→ REQUIREMENTS: List each line holding the string "System".
+-------+
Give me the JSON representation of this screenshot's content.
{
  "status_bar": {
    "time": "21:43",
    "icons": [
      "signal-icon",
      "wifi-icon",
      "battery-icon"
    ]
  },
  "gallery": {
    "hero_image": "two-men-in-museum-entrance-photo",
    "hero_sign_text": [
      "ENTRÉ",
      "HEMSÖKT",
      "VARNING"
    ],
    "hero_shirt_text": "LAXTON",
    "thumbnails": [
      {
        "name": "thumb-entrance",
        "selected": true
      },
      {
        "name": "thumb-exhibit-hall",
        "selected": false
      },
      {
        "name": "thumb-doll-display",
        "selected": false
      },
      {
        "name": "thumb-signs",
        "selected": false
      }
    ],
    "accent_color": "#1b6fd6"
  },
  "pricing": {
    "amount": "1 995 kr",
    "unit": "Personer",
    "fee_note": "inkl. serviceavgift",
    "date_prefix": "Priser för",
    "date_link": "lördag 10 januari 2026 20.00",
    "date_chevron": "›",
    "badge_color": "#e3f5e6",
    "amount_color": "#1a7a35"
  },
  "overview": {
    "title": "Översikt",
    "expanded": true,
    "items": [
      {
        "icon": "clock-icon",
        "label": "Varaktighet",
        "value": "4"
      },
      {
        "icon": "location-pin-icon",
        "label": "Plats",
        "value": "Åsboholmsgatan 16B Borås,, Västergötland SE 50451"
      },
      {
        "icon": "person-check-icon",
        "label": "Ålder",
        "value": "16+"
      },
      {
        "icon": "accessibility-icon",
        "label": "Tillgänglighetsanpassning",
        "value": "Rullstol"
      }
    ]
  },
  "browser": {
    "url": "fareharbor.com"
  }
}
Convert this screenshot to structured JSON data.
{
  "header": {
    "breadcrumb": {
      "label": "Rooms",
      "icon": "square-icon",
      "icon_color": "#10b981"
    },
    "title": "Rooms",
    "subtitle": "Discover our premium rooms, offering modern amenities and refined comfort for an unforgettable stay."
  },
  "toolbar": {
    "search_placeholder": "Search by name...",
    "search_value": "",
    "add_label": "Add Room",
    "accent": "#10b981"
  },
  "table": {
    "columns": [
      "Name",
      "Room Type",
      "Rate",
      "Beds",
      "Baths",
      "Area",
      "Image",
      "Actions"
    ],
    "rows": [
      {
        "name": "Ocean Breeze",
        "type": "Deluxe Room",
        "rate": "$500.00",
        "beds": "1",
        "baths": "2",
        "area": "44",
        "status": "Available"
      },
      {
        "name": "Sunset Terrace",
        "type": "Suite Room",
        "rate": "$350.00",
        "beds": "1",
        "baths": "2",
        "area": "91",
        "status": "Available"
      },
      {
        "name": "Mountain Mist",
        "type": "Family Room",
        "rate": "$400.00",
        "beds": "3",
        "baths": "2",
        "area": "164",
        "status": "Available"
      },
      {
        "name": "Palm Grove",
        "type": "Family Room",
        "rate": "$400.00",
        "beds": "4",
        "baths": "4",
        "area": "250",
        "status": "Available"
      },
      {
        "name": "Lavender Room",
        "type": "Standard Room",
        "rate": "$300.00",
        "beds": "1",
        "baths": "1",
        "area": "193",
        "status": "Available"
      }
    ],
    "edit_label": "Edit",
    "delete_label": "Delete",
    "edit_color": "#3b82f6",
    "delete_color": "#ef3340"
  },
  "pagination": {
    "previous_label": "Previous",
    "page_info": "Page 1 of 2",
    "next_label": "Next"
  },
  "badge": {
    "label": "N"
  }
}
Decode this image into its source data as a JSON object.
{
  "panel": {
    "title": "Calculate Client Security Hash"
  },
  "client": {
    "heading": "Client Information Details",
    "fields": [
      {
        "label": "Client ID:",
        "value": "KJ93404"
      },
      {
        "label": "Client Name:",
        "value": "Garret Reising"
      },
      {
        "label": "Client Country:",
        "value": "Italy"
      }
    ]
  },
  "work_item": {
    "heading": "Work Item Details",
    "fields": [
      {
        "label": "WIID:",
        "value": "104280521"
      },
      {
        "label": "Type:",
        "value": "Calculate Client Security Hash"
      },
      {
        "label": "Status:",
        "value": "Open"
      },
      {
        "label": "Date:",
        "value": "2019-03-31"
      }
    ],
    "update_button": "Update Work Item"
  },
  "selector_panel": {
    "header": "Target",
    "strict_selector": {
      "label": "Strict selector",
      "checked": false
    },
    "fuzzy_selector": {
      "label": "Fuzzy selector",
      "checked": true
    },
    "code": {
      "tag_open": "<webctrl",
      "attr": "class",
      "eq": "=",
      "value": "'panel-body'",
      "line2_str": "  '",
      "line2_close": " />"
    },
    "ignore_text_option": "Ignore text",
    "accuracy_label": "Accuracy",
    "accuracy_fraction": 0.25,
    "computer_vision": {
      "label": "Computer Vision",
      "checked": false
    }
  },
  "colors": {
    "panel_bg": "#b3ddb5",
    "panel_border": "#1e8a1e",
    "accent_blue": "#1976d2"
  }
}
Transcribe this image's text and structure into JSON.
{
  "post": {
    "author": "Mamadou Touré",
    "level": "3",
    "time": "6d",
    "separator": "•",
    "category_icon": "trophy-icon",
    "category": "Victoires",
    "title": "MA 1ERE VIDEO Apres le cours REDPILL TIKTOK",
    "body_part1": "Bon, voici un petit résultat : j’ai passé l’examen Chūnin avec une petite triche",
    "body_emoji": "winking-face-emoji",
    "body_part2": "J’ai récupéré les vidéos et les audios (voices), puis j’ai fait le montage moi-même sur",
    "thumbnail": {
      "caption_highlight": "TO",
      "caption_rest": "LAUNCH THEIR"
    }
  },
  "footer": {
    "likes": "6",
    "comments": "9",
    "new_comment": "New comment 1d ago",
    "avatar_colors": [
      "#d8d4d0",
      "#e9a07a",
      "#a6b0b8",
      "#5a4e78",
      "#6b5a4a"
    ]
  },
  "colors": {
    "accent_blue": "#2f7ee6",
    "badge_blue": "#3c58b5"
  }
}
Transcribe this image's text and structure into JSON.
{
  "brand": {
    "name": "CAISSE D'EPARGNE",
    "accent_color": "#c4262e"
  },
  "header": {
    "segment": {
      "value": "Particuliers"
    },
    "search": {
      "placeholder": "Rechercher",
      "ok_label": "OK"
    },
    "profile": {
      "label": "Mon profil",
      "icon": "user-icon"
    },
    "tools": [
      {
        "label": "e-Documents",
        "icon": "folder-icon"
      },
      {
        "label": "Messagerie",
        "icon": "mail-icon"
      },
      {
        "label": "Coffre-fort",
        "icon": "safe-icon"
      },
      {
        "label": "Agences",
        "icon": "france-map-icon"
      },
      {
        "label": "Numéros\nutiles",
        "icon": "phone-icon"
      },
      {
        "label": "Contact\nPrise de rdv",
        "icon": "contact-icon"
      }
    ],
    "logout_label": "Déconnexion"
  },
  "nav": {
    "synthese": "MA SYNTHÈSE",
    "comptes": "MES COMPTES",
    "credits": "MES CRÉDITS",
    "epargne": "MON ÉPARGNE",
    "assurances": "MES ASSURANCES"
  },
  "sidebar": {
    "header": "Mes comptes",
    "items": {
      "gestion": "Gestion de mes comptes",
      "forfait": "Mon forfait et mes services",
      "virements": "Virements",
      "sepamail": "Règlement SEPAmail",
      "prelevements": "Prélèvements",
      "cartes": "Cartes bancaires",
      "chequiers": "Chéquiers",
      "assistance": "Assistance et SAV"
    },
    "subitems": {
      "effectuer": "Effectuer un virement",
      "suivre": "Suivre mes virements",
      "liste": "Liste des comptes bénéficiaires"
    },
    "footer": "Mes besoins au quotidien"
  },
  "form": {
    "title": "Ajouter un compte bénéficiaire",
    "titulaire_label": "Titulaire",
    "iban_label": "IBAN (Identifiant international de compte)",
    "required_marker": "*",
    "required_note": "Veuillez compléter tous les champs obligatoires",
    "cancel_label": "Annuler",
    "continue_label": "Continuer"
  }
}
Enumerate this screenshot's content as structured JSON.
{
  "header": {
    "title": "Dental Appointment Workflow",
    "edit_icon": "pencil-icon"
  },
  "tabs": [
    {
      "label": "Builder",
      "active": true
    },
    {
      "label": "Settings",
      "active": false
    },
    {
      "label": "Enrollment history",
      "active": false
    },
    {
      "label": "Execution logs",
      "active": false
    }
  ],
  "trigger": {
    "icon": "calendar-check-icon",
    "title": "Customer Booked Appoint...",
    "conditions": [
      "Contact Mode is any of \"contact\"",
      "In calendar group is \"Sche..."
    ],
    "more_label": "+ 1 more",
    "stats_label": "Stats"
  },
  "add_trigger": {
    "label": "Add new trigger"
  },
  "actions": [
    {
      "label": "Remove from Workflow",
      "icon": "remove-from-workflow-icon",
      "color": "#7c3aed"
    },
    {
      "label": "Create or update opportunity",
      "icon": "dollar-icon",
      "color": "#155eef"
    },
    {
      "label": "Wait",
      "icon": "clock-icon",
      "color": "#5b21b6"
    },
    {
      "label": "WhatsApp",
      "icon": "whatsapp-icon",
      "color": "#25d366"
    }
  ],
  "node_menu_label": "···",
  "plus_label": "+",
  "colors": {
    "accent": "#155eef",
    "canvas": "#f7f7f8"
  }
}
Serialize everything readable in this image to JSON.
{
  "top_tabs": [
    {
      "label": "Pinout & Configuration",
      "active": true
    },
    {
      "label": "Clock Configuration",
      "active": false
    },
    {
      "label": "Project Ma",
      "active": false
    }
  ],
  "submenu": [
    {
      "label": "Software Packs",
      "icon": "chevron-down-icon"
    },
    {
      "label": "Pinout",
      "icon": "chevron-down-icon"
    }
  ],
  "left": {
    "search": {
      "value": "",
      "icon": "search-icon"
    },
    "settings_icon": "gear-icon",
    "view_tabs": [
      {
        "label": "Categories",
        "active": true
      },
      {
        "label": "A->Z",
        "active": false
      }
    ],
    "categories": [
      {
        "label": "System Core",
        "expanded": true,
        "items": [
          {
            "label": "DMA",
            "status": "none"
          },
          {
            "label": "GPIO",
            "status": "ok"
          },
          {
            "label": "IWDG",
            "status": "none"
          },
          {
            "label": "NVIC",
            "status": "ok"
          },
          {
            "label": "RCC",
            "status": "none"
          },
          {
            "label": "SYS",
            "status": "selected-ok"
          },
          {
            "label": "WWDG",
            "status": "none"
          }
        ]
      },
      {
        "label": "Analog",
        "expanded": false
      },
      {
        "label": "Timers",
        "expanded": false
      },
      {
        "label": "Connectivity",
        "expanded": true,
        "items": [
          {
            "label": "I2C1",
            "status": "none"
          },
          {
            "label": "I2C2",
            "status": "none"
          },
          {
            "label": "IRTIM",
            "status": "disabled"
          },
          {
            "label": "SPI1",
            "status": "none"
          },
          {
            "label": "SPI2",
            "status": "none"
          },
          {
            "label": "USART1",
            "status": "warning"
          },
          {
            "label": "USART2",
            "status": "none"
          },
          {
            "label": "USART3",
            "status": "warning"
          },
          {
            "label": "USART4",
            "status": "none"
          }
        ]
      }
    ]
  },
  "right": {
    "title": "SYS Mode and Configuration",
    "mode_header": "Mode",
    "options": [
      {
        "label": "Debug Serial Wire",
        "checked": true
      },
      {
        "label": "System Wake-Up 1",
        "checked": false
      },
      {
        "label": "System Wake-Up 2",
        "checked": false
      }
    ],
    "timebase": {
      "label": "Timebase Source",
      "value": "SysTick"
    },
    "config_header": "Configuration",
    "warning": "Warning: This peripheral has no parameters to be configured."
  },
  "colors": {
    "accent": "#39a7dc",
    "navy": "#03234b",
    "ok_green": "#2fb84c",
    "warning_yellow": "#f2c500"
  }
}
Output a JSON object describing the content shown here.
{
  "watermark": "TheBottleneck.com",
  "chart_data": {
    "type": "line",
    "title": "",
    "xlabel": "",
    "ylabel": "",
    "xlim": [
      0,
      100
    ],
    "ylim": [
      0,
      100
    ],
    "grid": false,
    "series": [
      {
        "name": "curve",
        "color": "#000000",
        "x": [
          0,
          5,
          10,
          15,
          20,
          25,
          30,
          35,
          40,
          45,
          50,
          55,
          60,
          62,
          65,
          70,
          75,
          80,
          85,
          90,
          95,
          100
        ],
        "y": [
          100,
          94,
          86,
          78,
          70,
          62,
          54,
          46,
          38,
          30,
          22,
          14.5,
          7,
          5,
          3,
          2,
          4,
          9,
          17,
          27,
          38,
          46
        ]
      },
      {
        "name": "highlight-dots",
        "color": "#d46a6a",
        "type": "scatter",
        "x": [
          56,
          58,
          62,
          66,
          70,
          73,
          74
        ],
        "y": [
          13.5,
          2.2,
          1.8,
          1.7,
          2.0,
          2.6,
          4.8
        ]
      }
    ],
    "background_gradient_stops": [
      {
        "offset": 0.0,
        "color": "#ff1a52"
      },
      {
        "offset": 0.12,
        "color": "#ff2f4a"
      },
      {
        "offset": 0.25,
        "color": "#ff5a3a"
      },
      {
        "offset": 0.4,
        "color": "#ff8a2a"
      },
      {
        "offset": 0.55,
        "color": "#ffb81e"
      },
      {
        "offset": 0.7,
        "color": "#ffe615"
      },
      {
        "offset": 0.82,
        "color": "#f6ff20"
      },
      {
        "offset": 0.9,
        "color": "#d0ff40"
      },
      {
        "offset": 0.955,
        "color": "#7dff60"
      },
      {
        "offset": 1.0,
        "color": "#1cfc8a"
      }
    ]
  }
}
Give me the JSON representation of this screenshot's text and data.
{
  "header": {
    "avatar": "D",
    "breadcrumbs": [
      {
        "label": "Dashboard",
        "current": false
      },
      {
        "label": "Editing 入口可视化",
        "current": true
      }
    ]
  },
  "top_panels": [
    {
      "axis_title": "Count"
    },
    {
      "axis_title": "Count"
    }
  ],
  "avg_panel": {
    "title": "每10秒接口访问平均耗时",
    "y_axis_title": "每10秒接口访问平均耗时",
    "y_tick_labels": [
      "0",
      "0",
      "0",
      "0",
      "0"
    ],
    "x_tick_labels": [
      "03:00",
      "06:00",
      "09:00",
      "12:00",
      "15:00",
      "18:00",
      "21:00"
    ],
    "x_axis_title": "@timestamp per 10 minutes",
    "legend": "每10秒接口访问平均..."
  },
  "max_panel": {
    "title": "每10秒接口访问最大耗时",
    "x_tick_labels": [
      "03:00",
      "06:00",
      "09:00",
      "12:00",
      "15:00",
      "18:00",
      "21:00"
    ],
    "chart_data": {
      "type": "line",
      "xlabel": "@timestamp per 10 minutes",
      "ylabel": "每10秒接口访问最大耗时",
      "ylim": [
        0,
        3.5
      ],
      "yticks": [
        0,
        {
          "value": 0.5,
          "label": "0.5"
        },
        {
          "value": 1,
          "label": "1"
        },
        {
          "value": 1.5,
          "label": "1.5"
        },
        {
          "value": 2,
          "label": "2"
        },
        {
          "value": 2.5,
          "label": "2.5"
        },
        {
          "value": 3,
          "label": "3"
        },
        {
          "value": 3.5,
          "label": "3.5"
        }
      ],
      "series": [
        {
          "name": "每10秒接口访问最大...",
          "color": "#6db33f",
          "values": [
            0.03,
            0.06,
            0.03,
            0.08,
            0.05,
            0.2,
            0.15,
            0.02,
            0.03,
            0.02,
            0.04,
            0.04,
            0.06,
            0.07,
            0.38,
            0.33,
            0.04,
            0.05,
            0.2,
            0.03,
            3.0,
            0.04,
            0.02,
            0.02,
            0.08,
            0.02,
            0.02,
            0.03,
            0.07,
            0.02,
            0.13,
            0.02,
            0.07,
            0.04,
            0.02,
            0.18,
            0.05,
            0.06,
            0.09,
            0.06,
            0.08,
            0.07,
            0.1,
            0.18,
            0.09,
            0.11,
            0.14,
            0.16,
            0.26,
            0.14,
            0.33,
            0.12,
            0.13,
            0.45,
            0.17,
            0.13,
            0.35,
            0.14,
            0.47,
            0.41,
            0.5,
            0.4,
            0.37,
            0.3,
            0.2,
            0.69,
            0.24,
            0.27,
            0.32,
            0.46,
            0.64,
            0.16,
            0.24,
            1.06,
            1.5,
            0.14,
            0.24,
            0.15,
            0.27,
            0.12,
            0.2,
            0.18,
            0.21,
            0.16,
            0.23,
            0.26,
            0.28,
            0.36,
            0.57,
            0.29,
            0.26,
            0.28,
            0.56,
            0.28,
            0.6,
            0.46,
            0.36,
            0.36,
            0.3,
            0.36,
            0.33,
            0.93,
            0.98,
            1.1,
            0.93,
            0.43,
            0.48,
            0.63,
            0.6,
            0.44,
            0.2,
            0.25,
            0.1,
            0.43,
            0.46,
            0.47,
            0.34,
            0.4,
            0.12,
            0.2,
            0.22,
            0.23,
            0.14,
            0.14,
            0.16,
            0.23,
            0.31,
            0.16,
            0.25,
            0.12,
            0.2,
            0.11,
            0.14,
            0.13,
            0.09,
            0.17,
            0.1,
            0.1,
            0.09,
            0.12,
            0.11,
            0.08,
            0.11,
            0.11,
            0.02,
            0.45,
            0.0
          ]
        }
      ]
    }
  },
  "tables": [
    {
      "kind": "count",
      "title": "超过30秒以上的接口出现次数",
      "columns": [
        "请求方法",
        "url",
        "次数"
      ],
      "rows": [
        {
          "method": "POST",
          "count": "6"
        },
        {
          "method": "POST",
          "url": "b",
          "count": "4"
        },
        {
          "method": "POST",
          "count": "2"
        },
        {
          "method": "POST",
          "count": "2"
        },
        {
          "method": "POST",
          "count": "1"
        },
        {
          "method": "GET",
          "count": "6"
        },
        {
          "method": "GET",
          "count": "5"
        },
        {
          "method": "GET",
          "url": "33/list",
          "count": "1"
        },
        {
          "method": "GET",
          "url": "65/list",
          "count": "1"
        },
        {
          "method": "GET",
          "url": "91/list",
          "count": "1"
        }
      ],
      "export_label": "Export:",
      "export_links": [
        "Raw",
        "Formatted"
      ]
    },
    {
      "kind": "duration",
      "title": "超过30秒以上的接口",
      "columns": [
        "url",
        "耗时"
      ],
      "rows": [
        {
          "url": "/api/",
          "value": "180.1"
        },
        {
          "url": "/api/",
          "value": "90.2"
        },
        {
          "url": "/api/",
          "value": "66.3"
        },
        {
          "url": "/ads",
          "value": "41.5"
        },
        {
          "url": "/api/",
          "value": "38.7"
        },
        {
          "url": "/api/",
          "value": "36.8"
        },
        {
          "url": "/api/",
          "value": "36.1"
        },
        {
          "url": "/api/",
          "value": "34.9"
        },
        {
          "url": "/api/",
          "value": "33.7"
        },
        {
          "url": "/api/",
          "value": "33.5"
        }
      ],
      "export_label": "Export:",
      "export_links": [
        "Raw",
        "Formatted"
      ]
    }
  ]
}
+-------+
→ EXERCISE OUTPUT:
        "label": "System Core",
        "label": "System Wake-Up 1",
        "label": "System Wake-Up 2",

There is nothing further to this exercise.